SUPPLIED RECORDS:
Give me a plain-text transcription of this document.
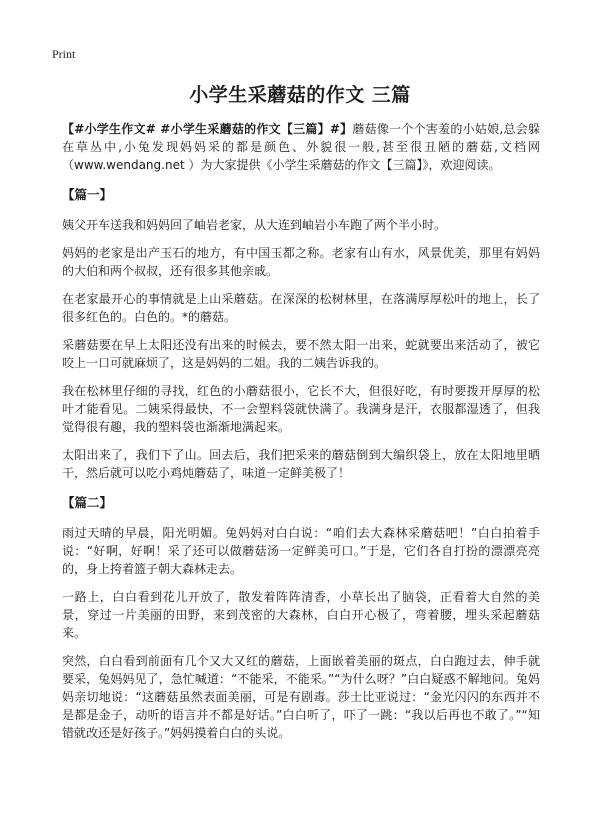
Print
小学生采蘑菇的作文 三篇

【#小学生作文# #小学生采蘑菇的作文【三篇】#】蘑菇像一个个害羞的小姑娘,总会躲在草丛中,小兔发现妈妈采的都是颜色、外貌很一般,甚至很丑陋的蘑菇,文档网（www.wendang.net ）为大家提供《小学生采蘑菇的作文【三篇】》，欢迎阅读。

【篇一】

姨父开车送我和妈妈回了岫岩老家，从大连到岫岩小车跑了两个半小时。

妈妈的老家是出产玉石的地方，有中国玉都之称。老家有山有水，风景优美，那里有妈妈的大伯和两个叔叔，还有很多其他亲戚。

在老家最开心的事情就是上山采蘑菇。在深深的松树林里，在落满厚厚松叶的地上，长了很多红色的。白色的。*的蘑菇。

采蘑菇要在早上太阳还没有出来的时候去，要不然太阳一出来，蛇就要出来活动了，被它咬上一口可就麻烦了，这是妈妈的二姐。我的二姨告诉我的。

我在松林里仔细的寻找，红色的小蘑菇很小，它长不大，但很好吃，有时要拨开厚厚的松叶才能看见。二姨采得最快，不一会塑料袋就快满了。我满身是汗，衣服都湿透了，但我觉得很有趣，我的塑料袋也渐渐地满起来。

太阳出来了，我们下了山。回去后，我们把采来的蘑菇倒到大编织袋上，放在太阳地里晒干，然后就可以吃小鸡炖蘑菇了，味道一定鲜美极了！

【篇二】

雨过天晴的早晨，阳光明媚。兔妈妈对白白说：“咱们去大森林采蘑菇吧！”白白拍着手说：“好啊，好啊！采了还可以做蘑菇汤一定鲜美可口。”于是，它们各自打扮的漂漂亮亮的，身上挎着篮子朝大森林走去。

一路上，白白看到花儿开放了，散发着阵阵清香，小草长出了脑袋，正看着大自然的美景，穿过一片美丽的田野，来到茂密的大森林，白白开心极了，弯着腰，埋头采起蘑菇来。

突然，白白看到前面有几个又大又红的蘑菇，上面嵌着美丽的斑点，白白跑过去，伸手就要采，兔妈妈见了，急忙喊道：“不能采，不能采。”“为什么呀？”白白疑惑不解地问。兔妈妈亲切地说：“这蘑菇虽然表面美丽，可是有剧毒。莎士比亚说过：“金光闪闪的东西并不是都是金子，动听的语言并不都是好话。”白白听了，吓了一跳：“我以后再也不敢了。”“知错就改还是好孩子。”妈妈摸着白白的头说。
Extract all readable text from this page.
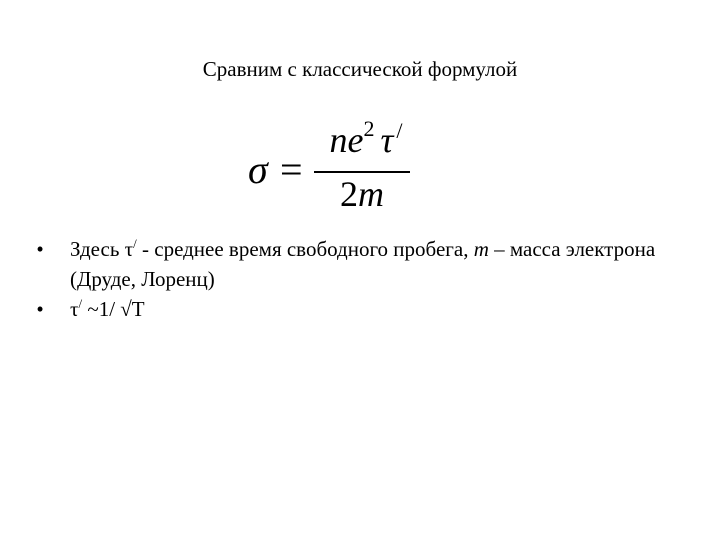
Сравним с классической формулой
σ =
$ne^2$ τ /
2m
•	Здесь τ/ - среднее время свободного пробега, m – масса электрона (Друде, Лоренц)
•	τ/ ~1/ √T
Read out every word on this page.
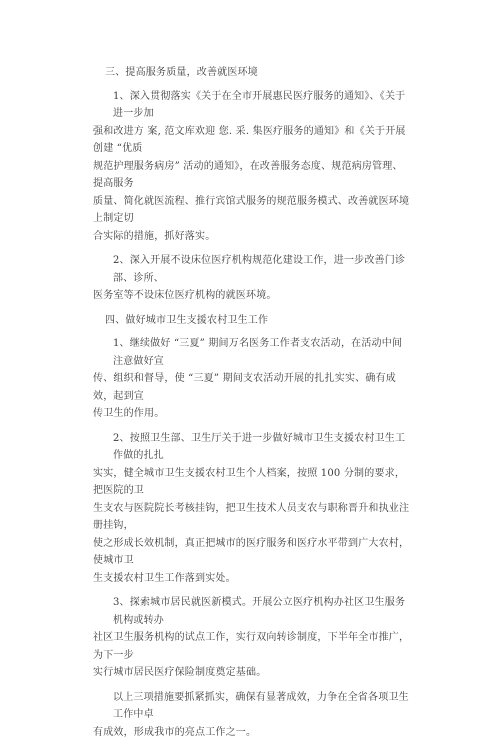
三、提高服务质量，改善就医环境

1、深入贯彻落实《关于在全市开展惠民医疗服务的通知》、《关于进一步加

强和改进方 案, 范文库欢迎 您. 采. 集医疗服务的通知》和《关于开展创建 “优质

规范护理服务病房” 活动的通知》，在改善服务态度、规范病房管理、提高服务

质量、简化就医流程、推行宾馆式服务的规范服务模式、改善就医环境上制定切

合实际的措施，抓好落实。

2、深入开展不设床位医疗机构规范化建设工作，进一步改善门诊部、诊所、

医务室等不设床位医疗机构的就医环境。

四、做好城市卫生支援农村卫生工作

1、继续做好 “三夏” 期间万名医务工作者支农活动，在活动中间注意做好宣

传、组织和督导，使 “三夏” 期间支农活动开展的扎扎实实、确有成效，起到宣

传卫生的作用。

2、按照卫生部、卫生厅关于进一步做好城市卫生支援农村卫生工作做的扎扎

实实，健全城市卫生支援农村卫生个人档案，按照 100 分制的要求，把医院的卫

生支农与医院院长考核挂钩，把卫生技术人员支农与职称晋升和执业注册挂钩，

使之形成长效机制，真正把城市的医疗服务和医疗水平带到广大农村，使城市卫

生支援农村卫生工作落到实处。

3、探索城市居民就医新模式。开展公立医疗机构办社区卫生服务机构或转办

社区卫生服务机构的试点工作，实行双向转诊制度，下半年全市推广，为下一步

实行城市居民医疗保险制度奠定基础。

以上三项措施要抓紧抓实，确保有显著成效，力争在全省各项卫生工作中卓

有成效，形成我市的亮点工作之一。
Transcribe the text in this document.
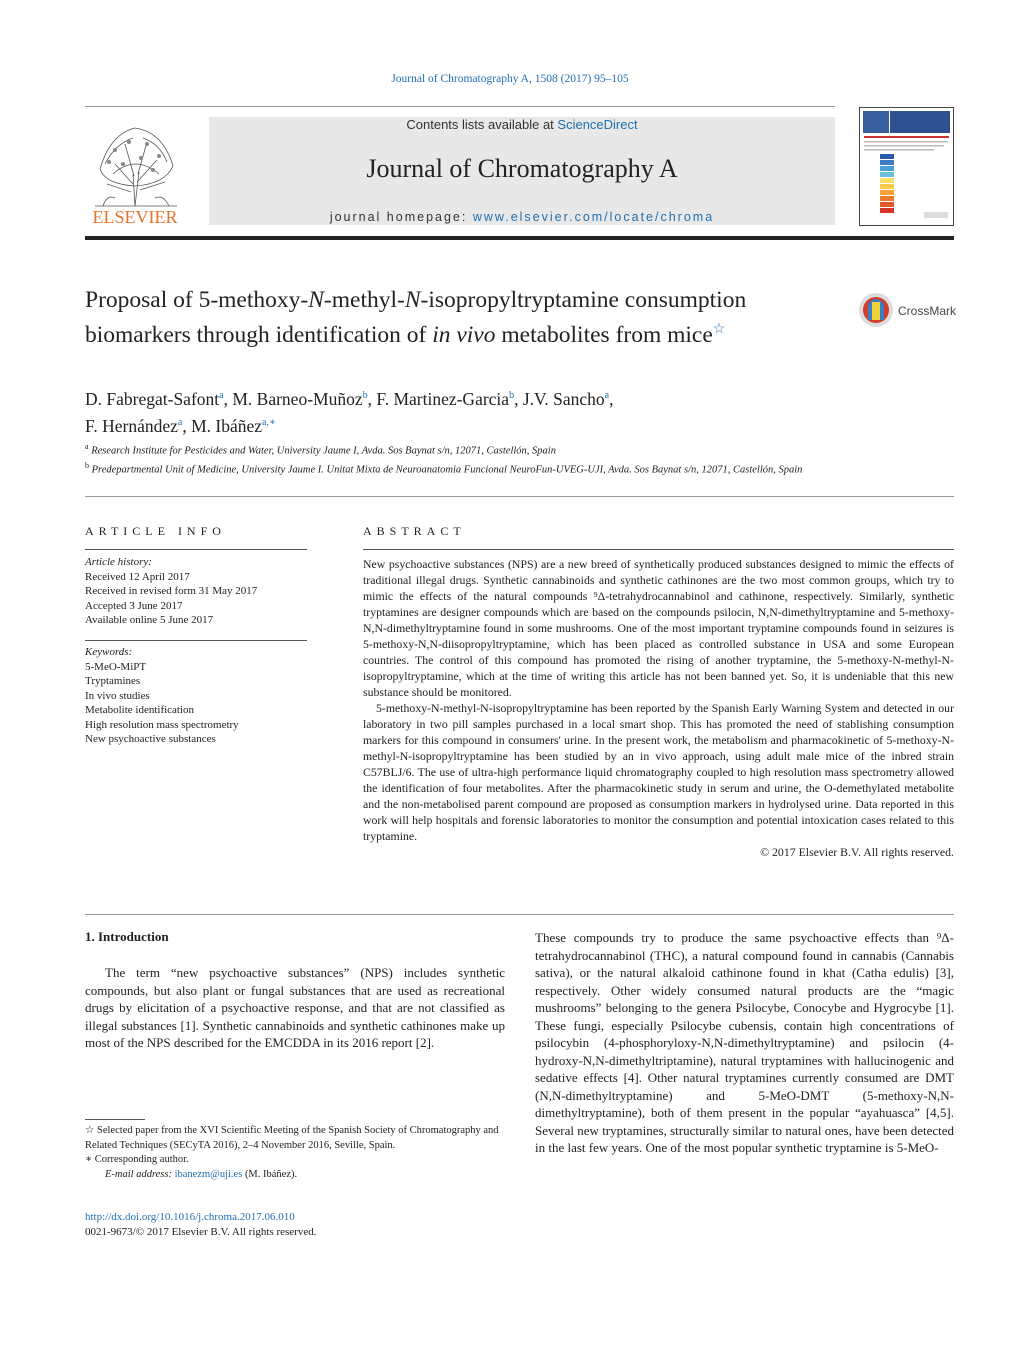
Journal of Chromatography A, 1508 (2017) 95–105
ELSEVIER
Contents lists available at ScienceDirect
Journal of Chromatography A
journal homepage: www.elsevier.com/locate/chroma
Proposal of 5-methoxy-N-methyl-N-isopropyltryptamine consumption biomarkers through identification of in vivo metabolites from mice☆
CrossMark
D. Fabregat-Safont$^a$, M. Barneo-Muñoz$^b$, F. Martinez-Garcia$^b$, J.V. Sancho$^a$,
F. Hernández$^a$, M. Ibáñez$^{a,∗}$
$^a$ Research Institute for Pesticides and Water, University Jaume I, Avda. Sos Baynat s/n, 12071, Castellón, Spain
$^b$ Predepartmental Unit of Medicine, University Jaume I. Unitat Mixta de Neuroanatomia Funcional NeuroFun-UVEG-UJI, Avda. Sos Baynat s/n, 12071, Castellón, Spain
ARTICLE INFO
Article history:
Received 12 April 2017
Received in revised form 31 May 2017
Accepted 3 June 2017
Available online 5 June 2017
Keywords:
5-MeO-MiPT
Tryptamines
In vivo studies
Metabolite identification
High resolution mass spectrometry
New psychoactive substances
ABSTRACT

New psychoactive substances (NPS) are a new breed of synthetically produced substances designed to mimic the effects of traditional illegal drugs. Synthetic cannabinoids and synthetic cathinones are the two most common groups, which try to mimic the effects of the natural compounds ⁹Δ-tetrahydrocannabinol and cathinone, respectively. Similarly, synthetic tryptamines are designer compounds which are based on the compounds psilocin, N,N-dimethyltryptamine and 5-methoxy-N,N-dimethyltryptamine found in some mushrooms. One of the most important tryptamine compounds found in seizures is 5-methoxy-N,N-diisopropyltryptamine, which has been placed as controlled substance in USA and some European countries. The control of this compound has promoted the rising of another tryptamine, the 5-methoxy-N-methyl-N-isopropyltryptamine, which at the time of writing this article has not been banned yet. So, it is undeniable that this new substance should be monitored.

5-methoxy-N-methyl-N-isopropyltryptamine has been reported by the Spanish Early Warning System and detected in our laboratory in two pill samples purchased in a local smart shop. This has promoted the need of stablishing consumption markers for this compound in consumers' urine. In the present work, the metabolism and pharmacokinetic of 5-methoxy-N-methyl-N-isopropyltryptamine has been studied by an in vivo approach, using adult male mice of the inbred strain C57BLJ/6. The use of ultra-high performance liquid chromatography coupled to high resolution mass spectrometry allowed the identification of four metabolites. After the pharmacokinetic study in serum and urine, the O-demethylated metabolite and the non-metabolised parent compound are proposed as consumption markers in hydrolysed urine. Data reported in this work will help hospitals and forensic laboratories to monitor the consumption and potential intoxication cases related to this tryptamine.

© 2017 Elsevier B.V. All rights reserved.

1. Introduction
The term “new psychoactive substances” (NPS) includes synthetic compounds, but also plant or fungal substances that are used as recreational drugs by elicitation of a psychoactive response, and that are not classified as illegal substances [1]. Synthetic cannabinoids and synthetic cathinones make up most of the NPS described for the EMCDDA in its 2016 report [2].
These compounds try to produce the same psychoactive effects than ⁹Δ-tetrahydrocannabinol (THC), a natural compound found in cannabis (Cannabis sativa), or the natural alkaloid cathinone found in khat (Catha edulis) [3], respectively. Other widely consumed natural products are the “magic mushrooms” belonging to the genera Psilocybe, Conocybe and Hygrocybe [1]. These fungi, especially Psilocybe cubensis, contain high concentrations of psilocybin (4-phosphoryloxy-N,N-dimethyltryptamine) and psilocin (4-hydroxy-N,N-dimethyltriptamine), natural tryptamines with hallucinogenic and sedative effects [4]. Other natural tryptamines currently consumed are DMT (N,N-dimethyltryptamine) and 5-MeO-DMT (5-methoxy-N,N-dimethyltryptamine), both of them present in the popular “ayahuasca” [4,5]. Several new tryptamines, structurally similar to natural ones, have been detected in the last few years. One of the most popular synthetic tryptamine is 5-MeO-

☆ Selected paper from the XVI Scientific Meeting of the Spanish Society of Chromatography and Related Techniques (SECyTA 2016), 2–4 November 2016, Seville, Spain.

∗ Corresponding author.

E-mail address: ibanezm@uji.es (M. Ibáñez).

http://dx.doi.org/10.1016/j.chroma.2017.06.010
0021-9673/© 2017 Elsevier B.V. All rights reserved.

THE EXERCISE: All lines above with "from" in them should be returned.

SOLUTION TO THIS PROBLEM:
Extract all readable text from this page.
Proposal of 5-methoxy-N-methyl-N-isopropyltryptamine consumption biomarkers through identification of in vivo metabolites from mice☆
☆ Selected paper from the XVI Scientific Meeting of the Spanish Society of Chromatography and Related Techniques (SECyTA 2016), 2–4 November 2016, Seville, Spain.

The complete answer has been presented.